== Exercise brief ==
Every entry must be echoed exactly.

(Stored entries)
□ □ □ □
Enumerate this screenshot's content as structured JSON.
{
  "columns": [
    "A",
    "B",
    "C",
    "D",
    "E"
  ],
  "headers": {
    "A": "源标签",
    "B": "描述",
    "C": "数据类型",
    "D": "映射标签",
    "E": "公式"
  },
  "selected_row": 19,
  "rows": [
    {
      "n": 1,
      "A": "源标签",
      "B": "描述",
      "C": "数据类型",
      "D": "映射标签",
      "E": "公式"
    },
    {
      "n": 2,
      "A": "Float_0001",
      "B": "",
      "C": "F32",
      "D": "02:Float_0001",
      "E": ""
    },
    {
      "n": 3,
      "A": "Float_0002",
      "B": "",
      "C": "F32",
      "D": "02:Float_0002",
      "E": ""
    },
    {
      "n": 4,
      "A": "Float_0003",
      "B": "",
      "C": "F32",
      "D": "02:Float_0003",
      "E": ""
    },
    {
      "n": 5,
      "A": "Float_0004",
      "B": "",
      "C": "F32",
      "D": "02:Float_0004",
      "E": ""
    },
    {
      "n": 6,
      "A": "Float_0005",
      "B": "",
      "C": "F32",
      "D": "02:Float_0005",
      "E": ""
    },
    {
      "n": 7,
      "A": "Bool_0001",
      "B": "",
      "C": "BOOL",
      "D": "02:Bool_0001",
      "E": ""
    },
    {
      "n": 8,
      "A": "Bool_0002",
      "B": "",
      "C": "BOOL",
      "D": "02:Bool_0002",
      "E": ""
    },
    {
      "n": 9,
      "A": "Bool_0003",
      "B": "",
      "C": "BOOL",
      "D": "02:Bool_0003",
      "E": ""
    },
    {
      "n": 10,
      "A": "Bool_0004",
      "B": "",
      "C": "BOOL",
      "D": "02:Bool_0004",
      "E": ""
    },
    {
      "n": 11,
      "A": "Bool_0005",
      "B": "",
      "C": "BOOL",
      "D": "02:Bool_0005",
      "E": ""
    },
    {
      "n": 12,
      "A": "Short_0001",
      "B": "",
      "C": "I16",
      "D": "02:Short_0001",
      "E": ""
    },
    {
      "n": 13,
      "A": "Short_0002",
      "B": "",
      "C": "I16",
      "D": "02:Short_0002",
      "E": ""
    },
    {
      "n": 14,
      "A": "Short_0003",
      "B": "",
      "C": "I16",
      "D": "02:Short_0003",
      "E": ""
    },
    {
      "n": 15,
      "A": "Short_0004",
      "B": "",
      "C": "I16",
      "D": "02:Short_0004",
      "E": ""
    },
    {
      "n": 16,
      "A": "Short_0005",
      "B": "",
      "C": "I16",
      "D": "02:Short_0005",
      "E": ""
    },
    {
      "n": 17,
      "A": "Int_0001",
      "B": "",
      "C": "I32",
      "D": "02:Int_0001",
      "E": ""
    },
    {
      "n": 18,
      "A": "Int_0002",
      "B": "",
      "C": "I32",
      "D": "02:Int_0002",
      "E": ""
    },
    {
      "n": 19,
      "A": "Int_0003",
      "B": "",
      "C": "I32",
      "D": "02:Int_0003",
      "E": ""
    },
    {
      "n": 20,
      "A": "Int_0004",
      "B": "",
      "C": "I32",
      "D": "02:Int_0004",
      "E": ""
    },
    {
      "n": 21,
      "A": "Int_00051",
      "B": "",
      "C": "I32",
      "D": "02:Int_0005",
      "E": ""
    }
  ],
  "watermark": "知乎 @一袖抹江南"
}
□ □ □ □
== Output below ==
Enumerate this screenshot's content as structured JSON.
{
  "columns": [
    "A",
    "B",
    "C",
    "D",
    "E"
  ],
  "headers": {
    "A": "源标签",
    "B": "描述",
    "C": "数据类型",
    "D": "映射标签",
    "E": "公式"
  },
  "selected_row": 19,
  "rows": [
    {
      "n": 1,
      "A": "源标签",
      "B": "描述",
      "C": "数据类型",
      "D": "映射标签",
      "E": "公式"
    },
    {
      "n": 2,
      "A": "Float_0001",
      "B": "",
      "C": "F32",
      "D": "02:Float_0001",
      "E": ""
    },
    {
      "n": 3,
      "A": "Float_0002",
      "B": "",
      "C": "F32",
      "D": "02:Float_0002",
      "E": ""
    },
    {
      "n": 4,
      "A": "Float_0003",
      "B": "",
      "C": "F32",
      "D": "02:Float_0003",
      "E": ""
    },
    {
      "n": 5,
      "A": "Float_0004",
      "B": "",
      "C": "F32",
      "D": "02:Float_0004",
      "E": ""
    },
    {
      "n": 6,
      "A": "Float_0005",
      "B": "",
      "C": "F32",
      "D": "02:Float_0005",
      "E": ""
    },
    {
      "n": 7,
      "A": "Bool_0001",
      "B": "",
      "C": "BOOL",
      "D": "02:Bool_0001",
      "E": ""
    },
    {
      "n": 8,
      "A": "Bool_0002",
      "B": "",
      "C": "BOOL",
      "D": "02:Bool_0002",
      "E": ""
    },
    {
      "n": 9,
      "A": "Bool_0003",
      "B": "",
      "C": "BOOL",
      "D": "02:Bool_0003",
      "E": ""
    },
    {
      "n": 10,
      "A": "Bool_0004",
      "B": "",
      "C": "BOOL",
      "D": "02:Bool_0004",
      "E": ""
    },
    {
      "n": 11,
      "A": "Bool_0005",
      "B": "",
      "C": "BOOL",
      "D": "02:Bool_0005",
      "E": ""
    },
    {
      "n": 12,
      "A": "Short_0001",
      "B": "",
      "C": "I16",
      "D": "02:Short_0001",
      "E": ""
    },
    {
      "n": 13,
      "A": "Short_0002",
      "B": "",
      "C": "I16",
      "D": "02:Short_0002",
      "E": ""
    },
    {
      "n": 14,
      "A": "Short_0003",
      "B": "",
      "C": "I16",
      "D": "02:Short_0003",
      "E": ""
    },
    {
      "n": 15,
      "A": "Short_0004",
      "B": "",
      "C": "I16",
      "D": "02:Short_0004",
      "E": ""
    },
    {
      "n": 16,
      "A": "Short_0005",
      "B": "",
      "C": "I16",
      "D": "02:Short_0005",
      "E": ""
    },
    {
      "n": 17,
      "A": "Int_0001",
      "B": "",
      "C": "I32",
      "D": "02:Int_0001",
      "E": ""
    },
    {
      "n": 18,
      "A": "Int_0002",
      "B": "",
      "C": "I32",
      "D": "02:Int_0002",
      "E": ""
    },
    {
      "n": 19,
      "A": "Int_0003",
      "B": "",
      "C": "I32",
      "D": "02:Int_0003",
      "E": ""
    },
    {
      "n": 20,
      "A": "Int_0004",
      "B": "",
      "C": "I32",
      "D": "02:Int_0004",
      "E": ""
    },
    {
      "n": 21,
      "A": "Int_00051",
      "B": "",
      "C": "I32",
      "D": "02:Int_0005",
      "E": ""
    }
  ],
  "watermark": "知乎 @一袖抹江南"
}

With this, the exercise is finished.